• Work instructions
Write out each line in which the string "TradingView" is present.

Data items
────────────────

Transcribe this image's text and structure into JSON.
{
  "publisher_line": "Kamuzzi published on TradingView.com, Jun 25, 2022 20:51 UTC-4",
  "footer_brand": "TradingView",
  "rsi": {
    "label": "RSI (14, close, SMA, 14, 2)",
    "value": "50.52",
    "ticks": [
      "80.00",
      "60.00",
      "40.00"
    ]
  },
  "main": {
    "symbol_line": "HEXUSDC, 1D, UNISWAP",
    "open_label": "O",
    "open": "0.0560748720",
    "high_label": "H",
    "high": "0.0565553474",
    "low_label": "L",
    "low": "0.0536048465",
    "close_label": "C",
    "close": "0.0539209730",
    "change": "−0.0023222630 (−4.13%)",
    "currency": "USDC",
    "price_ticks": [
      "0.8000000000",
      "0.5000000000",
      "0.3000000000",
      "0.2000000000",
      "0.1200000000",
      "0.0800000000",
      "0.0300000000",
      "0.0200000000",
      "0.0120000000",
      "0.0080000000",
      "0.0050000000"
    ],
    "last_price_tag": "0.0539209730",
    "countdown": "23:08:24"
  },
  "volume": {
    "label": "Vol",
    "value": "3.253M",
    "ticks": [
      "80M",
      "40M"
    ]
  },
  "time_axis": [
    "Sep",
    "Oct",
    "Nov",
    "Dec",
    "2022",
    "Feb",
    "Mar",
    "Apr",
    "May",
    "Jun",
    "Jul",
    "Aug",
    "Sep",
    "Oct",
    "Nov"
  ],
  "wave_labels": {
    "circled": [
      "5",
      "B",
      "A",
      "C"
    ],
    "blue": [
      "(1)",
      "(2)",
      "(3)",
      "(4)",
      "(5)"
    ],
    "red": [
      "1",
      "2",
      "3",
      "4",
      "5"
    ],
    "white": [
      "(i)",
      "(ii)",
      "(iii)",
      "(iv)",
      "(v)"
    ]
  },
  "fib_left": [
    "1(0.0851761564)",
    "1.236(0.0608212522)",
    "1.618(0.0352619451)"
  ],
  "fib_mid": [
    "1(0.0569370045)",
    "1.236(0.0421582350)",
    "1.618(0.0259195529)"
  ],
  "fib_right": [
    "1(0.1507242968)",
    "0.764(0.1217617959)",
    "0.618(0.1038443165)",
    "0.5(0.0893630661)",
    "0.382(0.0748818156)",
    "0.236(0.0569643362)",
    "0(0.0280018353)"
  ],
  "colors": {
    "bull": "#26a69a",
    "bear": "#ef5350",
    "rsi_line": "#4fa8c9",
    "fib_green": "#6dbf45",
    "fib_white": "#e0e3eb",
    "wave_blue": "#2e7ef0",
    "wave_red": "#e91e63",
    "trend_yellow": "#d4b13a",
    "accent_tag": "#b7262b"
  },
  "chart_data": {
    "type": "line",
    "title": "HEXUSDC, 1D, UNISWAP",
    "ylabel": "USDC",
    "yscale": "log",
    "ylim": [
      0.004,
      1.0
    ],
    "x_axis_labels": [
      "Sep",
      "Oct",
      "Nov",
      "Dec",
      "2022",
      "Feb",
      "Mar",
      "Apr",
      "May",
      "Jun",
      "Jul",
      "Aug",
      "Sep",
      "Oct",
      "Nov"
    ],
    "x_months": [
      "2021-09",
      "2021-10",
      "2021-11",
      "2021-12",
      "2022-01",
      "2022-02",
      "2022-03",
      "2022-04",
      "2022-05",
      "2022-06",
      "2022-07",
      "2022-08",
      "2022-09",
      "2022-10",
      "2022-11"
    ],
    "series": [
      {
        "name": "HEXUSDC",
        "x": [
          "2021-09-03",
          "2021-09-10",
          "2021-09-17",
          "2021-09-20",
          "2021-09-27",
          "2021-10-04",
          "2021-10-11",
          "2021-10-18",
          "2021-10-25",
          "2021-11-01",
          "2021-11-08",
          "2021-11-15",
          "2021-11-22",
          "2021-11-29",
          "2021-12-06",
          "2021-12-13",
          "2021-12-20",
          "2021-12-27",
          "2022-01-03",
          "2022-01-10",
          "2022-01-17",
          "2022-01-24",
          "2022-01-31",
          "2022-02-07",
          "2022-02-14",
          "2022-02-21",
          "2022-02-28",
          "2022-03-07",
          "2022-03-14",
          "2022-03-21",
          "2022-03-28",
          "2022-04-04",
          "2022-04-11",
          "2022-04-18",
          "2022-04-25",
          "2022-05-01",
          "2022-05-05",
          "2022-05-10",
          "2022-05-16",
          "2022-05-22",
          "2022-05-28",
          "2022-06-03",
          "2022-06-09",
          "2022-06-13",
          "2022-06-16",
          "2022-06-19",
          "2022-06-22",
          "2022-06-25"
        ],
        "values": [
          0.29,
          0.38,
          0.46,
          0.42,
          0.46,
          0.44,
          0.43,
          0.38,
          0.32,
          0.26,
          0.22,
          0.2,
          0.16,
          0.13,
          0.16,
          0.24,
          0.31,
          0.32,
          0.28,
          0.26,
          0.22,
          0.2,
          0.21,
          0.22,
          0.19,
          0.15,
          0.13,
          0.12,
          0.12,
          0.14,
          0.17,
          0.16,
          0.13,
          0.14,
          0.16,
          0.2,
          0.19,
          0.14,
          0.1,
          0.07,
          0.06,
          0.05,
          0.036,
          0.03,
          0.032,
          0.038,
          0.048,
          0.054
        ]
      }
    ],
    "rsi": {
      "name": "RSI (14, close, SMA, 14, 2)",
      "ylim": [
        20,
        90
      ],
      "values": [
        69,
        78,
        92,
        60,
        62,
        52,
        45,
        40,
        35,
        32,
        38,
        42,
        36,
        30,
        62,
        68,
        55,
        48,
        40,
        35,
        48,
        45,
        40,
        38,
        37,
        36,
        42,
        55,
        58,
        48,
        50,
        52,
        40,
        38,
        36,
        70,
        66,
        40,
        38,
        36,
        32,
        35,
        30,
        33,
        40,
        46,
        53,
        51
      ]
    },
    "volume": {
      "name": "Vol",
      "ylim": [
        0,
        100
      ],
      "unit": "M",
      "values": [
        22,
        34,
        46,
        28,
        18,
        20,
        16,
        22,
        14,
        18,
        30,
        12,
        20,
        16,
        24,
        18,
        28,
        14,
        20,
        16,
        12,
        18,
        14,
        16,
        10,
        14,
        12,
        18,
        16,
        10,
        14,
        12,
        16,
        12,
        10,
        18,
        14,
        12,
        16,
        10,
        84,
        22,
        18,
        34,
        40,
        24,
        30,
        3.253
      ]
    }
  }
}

────────────────

• Full response
  "publisher_line": "Kamuzzi published on TradingView.com, Jun 25, 2022 20:51 UTC-4",
  "footer_brand": "TradingView",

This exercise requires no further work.